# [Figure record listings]
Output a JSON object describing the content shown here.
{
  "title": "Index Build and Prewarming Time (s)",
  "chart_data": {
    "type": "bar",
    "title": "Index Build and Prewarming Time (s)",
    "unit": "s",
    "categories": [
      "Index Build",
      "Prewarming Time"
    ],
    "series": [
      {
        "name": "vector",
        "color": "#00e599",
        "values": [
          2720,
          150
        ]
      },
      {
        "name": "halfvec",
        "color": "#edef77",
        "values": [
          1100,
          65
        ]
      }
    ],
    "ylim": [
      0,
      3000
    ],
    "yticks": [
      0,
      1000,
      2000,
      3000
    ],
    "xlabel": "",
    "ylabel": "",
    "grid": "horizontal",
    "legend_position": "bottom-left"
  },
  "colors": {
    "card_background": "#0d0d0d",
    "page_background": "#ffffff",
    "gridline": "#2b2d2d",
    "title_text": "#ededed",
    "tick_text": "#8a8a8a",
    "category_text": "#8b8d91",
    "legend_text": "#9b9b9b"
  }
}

# [YOUR TASK]
Scan the listing above. Gather each line that contains the word "Time".

# [FINAL ANSWER]
  "title": "Index Build and Prewarming Time (s)",
    "title": "Index Build and Prewarming Time (s)",
      "Prewarming Time"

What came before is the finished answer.